OBJECTIVE =>
Tally every line featuring "houses", then give that tally alone.
>> Start
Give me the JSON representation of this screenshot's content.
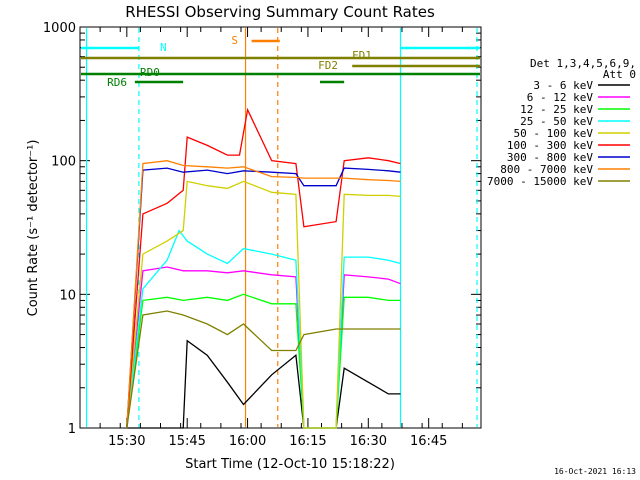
{
  "chart_data": {
    "type": "line",
    "title": "RHESSI Observing Summary Count Rates",
    "xlabel": "Start Time (12-Oct-10 15:18:22)",
    "ylabel": "Count Rate (s⁻¹ detector⁻¹)",
    "x_unit": "minutes after 15:18:22",
    "xlim": [
      "15:18:22",
      "16:58:00"
    ],
    "ylim": [
      1,
      1000
    ],
    "yscale": "log",
    "xticks": [
      "15:30",
      "15:45",
      "16:00",
      "16:15",
      "16:30",
      "16:45"
    ],
    "yticks": [
      "1",
      "10",
      "100",
      "1000"
    ],
    "legend_position": "right",
    "legend_header": [
      "Det 1,3,4,5,6,9,",
      "Att 0"
    ],
    "timestamp": "16-Oct-2021 16:13",
    "series": [
      {
        "name": "3 - 6 keV",
        "color": "#000000",
        "points": [
          [
            "15:30:00",
            0
          ],
          [
            "15:44:00",
            0
          ],
          [
            "15:45:00",
            4.5
          ],
          [
            "15:50:00",
            3.5
          ],
          [
            "15:55:00",
            2.2
          ],
          [
            "15:59:00",
            1.5
          ],
          [
            "16:06:00",
            2.5
          ],
          [
            "16:12:00",
            3.5
          ],
          [
            "16:14:00",
            0
          ],
          [
            "16:22:00",
            0
          ],
          [
            "16:24:00",
            2.8
          ],
          [
            "16:30:00",
            2.2
          ],
          [
            "16:35:00",
            1.8
          ],
          [
            "16:38:00",
            1.8
          ]
        ]
      },
      {
        "name": "6 - 12 keV",
        "color": "#ff00ff",
        "points": [
          [
            "15:30:00",
            0
          ],
          [
            "15:34:00",
            15
          ],
          [
            "15:40:00",
            16
          ],
          [
            "15:44:00",
            15
          ],
          [
            "15:50:00",
            15
          ],
          [
            "15:55:00",
            14.5
          ],
          [
            "15:59:00",
            15
          ],
          [
            "16:06:00",
            14
          ],
          [
            "16:12:00",
            13.5
          ],
          [
            "16:14:00",
            0
          ],
          [
            "16:22:00",
            0
          ],
          [
            "16:24:00",
            14
          ],
          [
            "16:30:00",
            13.5
          ],
          [
            "16:35:00",
            13
          ],
          [
            "16:38:00",
            12
          ]
        ]
      },
      {
        "name": "12 - 25 keV",
        "color": "#00ff00",
        "points": [
          [
            "15:30:00",
            0
          ],
          [
            "15:34:00",
            9
          ],
          [
            "15:40:00",
            9.5
          ],
          [
            "15:44:00",
            9
          ],
          [
            "15:50:00",
            9.5
          ],
          [
            "15:55:00",
            9
          ],
          [
            "15:59:00",
            10
          ],
          [
            "16:06:00",
            8.5
          ],
          [
            "16:12:00",
            8.5
          ],
          [
            "16:14:00",
            0
          ],
          [
            "16:22:00",
            0
          ],
          [
            "16:24:00",
            9.5
          ],
          [
            "16:30:00",
            9.5
          ],
          [
            "16:35:00",
            9
          ],
          [
            "16:38:00",
            9
          ]
        ]
      },
      {
        "name": "25 - 50 keV",
        "color": "#00ffff",
        "points": [
          [
            "15:30:00",
            0
          ],
          [
            "15:34:00",
            11
          ],
          [
            "15:40:00",
            18
          ],
          [
            "15:43:00",
            30
          ],
          [
            "15:45:00",
            25
          ],
          [
            "15:50:00",
            20
          ],
          [
            "15:55:00",
            17
          ],
          [
            "15:59:00",
            22
          ],
          [
            "16:06:00",
            20
          ],
          [
            "16:12:00",
            18
          ],
          [
            "16:14:00",
            0
          ],
          [
            "16:22:00",
            0
          ],
          [
            "16:24:00",
            19
          ],
          [
            "16:30:00",
            19
          ],
          [
            "16:35:00",
            18
          ],
          [
            "16:38:00",
            17
          ]
        ]
      },
      {
        "name": "50 - 100 keV",
        "color": "#d0d000",
        "points": [
          [
            "15:30:00",
            0
          ],
          [
            "15:34:00",
            20
          ],
          [
            "15:40:00",
            25
          ],
          [
            "15:44:00",
            30
          ],
          [
            "15:45:00",
            70
          ],
          [
            "15:50:00",
            65
          ],
          [
            "15:55:00",
            62
          ],
          [
            "15:59:00",
            70
          ],
          [
            "16:06:00",
            58
          ],
          [
            "16:12:00",
            56
          ],
          [
            "16:14:00",
            0
          ],
          [
            "16:22:00",
            0
          ],
          [
            "16:24:00",
            56
          ],
          [
            "16:30:00",
            55
          ],
          [
            "16:35:00",
            55
          ],
          [
            "16:38:00",
            54
          ]
        ]
      },
      {
        "name": "100 - 300 keV",
        "color": "#ff0000",
        "points": [
          [
            "15:30:00",
            0
          ],
          [
            "15:34:00",
            40
          ],
          [
            "15:40:00",
            48
          ],
          [
            "15:44:00",
            60
          ],
          [
            "15:45:00",
            150
          ],
          [
            "15:50:00",
            130
          ],
          [
            "15:55:00",
            110
          ],
          [
            "15:58:00",
            110
          ],
          [
            "16:00:00",
            240
          ],
          [
            "16:06:00",
            100
          ],
          [
            "16:12:00",
            95
          ],
          [
            "16:14:00",
            32
          ],
          [
            "16:22:00",
            35
          ],
          [
            "16:24:00",
            100
          ],
          [
            "16:30:00",
            105
          ],
          [
            "16:35:00",
            100
          ],
          [
            "16:38:00",
            95
          ]
        ]
      },
      {
        "name": "300 - 800 keV",
        "color": "#0000cc",
        "points": [
          [
            "15:30:00",
            0
          ],
          [
            "15:34:00",
            85
          ],
          [
            "15:40:00",
            88
          ],
          [
            "15:44:00",
            82
          ],
          [
            "15:50:00",
            85
          ],
          [
            "15:55:00",
            80
          ],
          [
            "15:59:00",
            84
          ],
          [
            "16:06:00",
            82
          ],
          [
            "16:12:00",
            80
          ],
          [
            "16:14:00",
            65
          ],
          [
            "16:22:00",
            65
          ],
          [
            "16:24:00",
            88
          ],
          [
            "16:30:00",
            86
          ],
          [
            "16:35:00",
            84
          ],
          [
            "16:38:00",
            82
          ]
        ]
      },
      {
        "name": "800 - 7000 keV",
        "color": "#ff8000",
        "points": [
          [
            "15:30:00",
            0
          ],
          [
            "15:34:00",
            95
          ],
          [
            "15:40:00",
            100
          ],
          [
            "15:44:00",
            92
          ],
          [
            "15:50:00",
            90
          ],
          [
            "15:55:00",
            88
          ],
          [
            "15:59:00",
            90
          ],
          [
            "16:06:00",
            76
          ],
          [
            "16:12:00",
            75
          ],
          [
            "16:14:00",
            74
          ],
          [
            "16:22:00",
            74
          ],
          [
            "16:24:00",
            74
          ],
          [
            "16:30:00",
            72
          ],
          [
            "16:35:00",
            71
          ],
          [
            "16:38:00",
            70
          ]
        ]
      },
      {
        "name": "7000 - 15000 keV",
        "color": "#808000",
        "points": [
          [
            "15:30:00",
            0
          ],
          [
            "15:34:00",
            7
          ],
          [
            "15:40:00",
            7.5
          ],
          [
            "15:44:00",
            7
          ],
          [
            "15:50:00",
            6
          ],
          [
            "15:55:00",
            5
          ],
          [
            "15:59:00",
            6
          ],
          [
            "16:06:00",
            3.8
          ],
          [
            "16:12:00",
            3.8
          ],
          [
            "16:14:00",
            5
          ],
          [
            "16:22:00",
            5.5
          ],
          [
            "16:24:00",
            5.5
          ],
          [
            "16:30:00",
            5.5
          ],
          [
            "16:35:00",
            5.5
          ],
          [
            "16:38:00",
            5.5
          ]
        ]
      }
    ],
    "flag_bars": [
      {
        "label": "N",
        "color": "#00ffff",
        "spans": [
          [
            "15:18:22",
            "15:33:00"
          ],
          [
            "16:38:00",
            "16:58:00"
          ]
        ]
      },
      {
        "label": "S",
        "color": "#ff8000",
        "spans": [
          [
            "16:01:00",
            "16:08:00"
          ]
        ]
      },
      {
        "label": "FD1",
        "color": "#808000",
        "spans": [
          [
            "15:18:22",
            "16:58:00"
          ]
        ]
      },
      {
        "label": "FD2",
        "color": "#808000",
        "spans": [
          [
            "16:26:00",
            "16:58:00"
          ]
        ]
      },
      {
        "label": "RD0",
        "color": "#008000",
        "spans": [
          [
            "15:18:22",
            "16:58:00"
          ]
        ]
      },
      {
        "label": "RD6",
        "color": "#008000",
        "spans": [
          [
            "15:32:00",
            "15:44:00"
          ],
          [
            "16:18:00",
            "16:24:00"
          ]
        ]
      }
    ],
    "vertical_markers": [
      {
        "color": "#00ffff",
        "time": "15:20:00",
        "style": "solid"
      },
      {
        "color": "#00ffff",
        "time": "15:33:00",
        "style": "dashed"
      },
      {
        "color": "#ff8000",
        "time": "15:59:30",
        "style": "solid"
      },
      {
        "color": "#ff8000",
        "time": "16:07:30",
        "style": "dashed"
      },
      {
        "color": "#00ffff",
        "time": "16:38:00",
        "style": "solid"
      },
      {
        "color": "#00ffff",
        "time": "16:57:00",
        "style": "dashed"
      }
    ]
  }
}
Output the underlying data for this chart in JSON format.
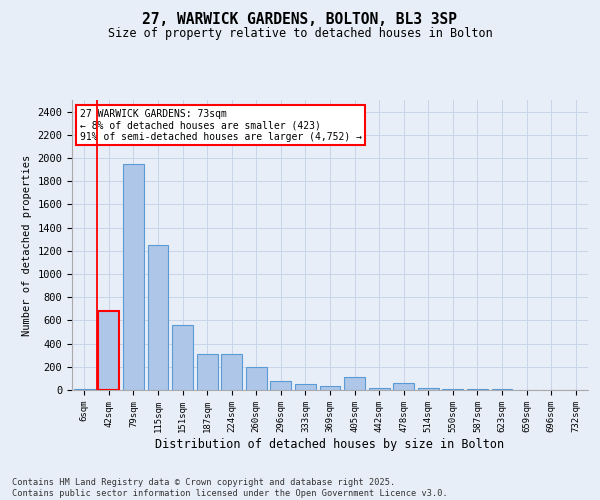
{
  "title1": "27, WARWICK GARDENS, BOLTON, BL3 3SP",
  "title2": "Size of property relative to detached houses in Bolton",
  "xlabel": "Distribution of detached houses by size in Bolton",
  "ylabel": "Number of detached properties",
  "categories": [
    "6sqm",
    "42sqm",
    "79sqm",
    "115sqm",
    "151sqm",
    "187sqm",
    "224sqm",
    "260sqm",
    "296sqm",
    "333sqm",
    "369sqm",
    "405sqm",
    "442sqm",
    "478sqm",
    "514sqm",
    "550sqm",
    "587sqm",
    "623sqm",
    "659sqm",
    "696sqm",
    "732sqm"
  ],
  "values": [
    5,
    680,
    1950,
    1250,
    560,
    310,
    310,
    200,
    80,
    50,
    35,
    110,
    15,
    60,
    15,
    10,
    8,
    5,
    3,
    3,
    2
  ],
  "bar_color": "#aec6e8",
  "bar_edge_color": "#5b9bd5",
  "highlight_bar_index": 1,
  "highlight_edge_color": "red",
  "annotation_text": "27 WARWICK GARDENS: 73sqm\n← 8% of detached houses are smaller (423)\n91% of semi-detached houses are larger (4,752) →",
  "annotation_box_color": "white",
  "annotation_box_edge_color": "red",
  "ylim": [
    0,
    2500
  ],
  "yticks": [
    0,
    200,
    400,
    600,
    800,
    1000,
    1200,
    1400,
    1600,
    1800,
    2000,
    2200,
    2400
  ],
  "grid_color": "#c8d4e8",
  "background_color": "#e8eef8",
  "vline_color": "red",
  "footnote": "Contains HM Land Registry data © Crown copyright and database right 2025.\nContains public sector information licensed under the Open Government Licence v3.0."
}
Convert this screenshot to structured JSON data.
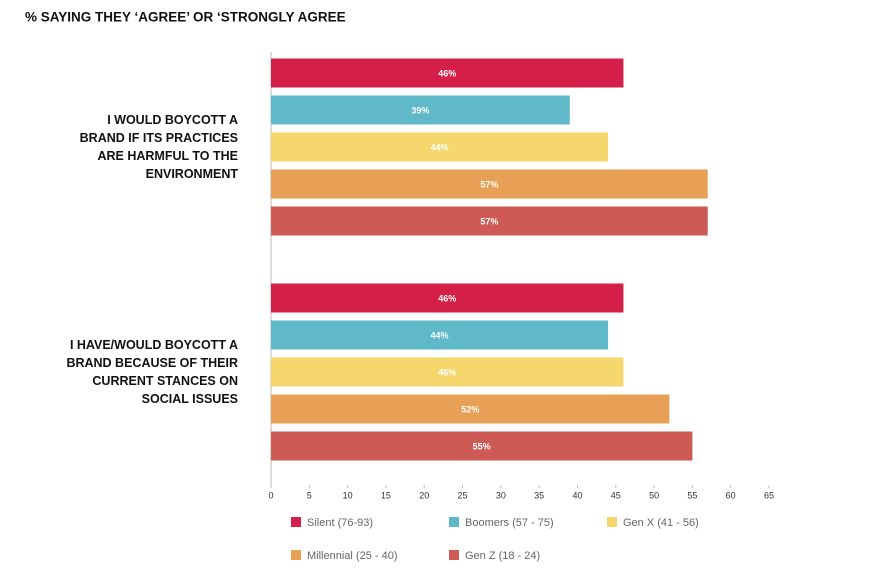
>> End
EXERCISE OUTPUT =>
3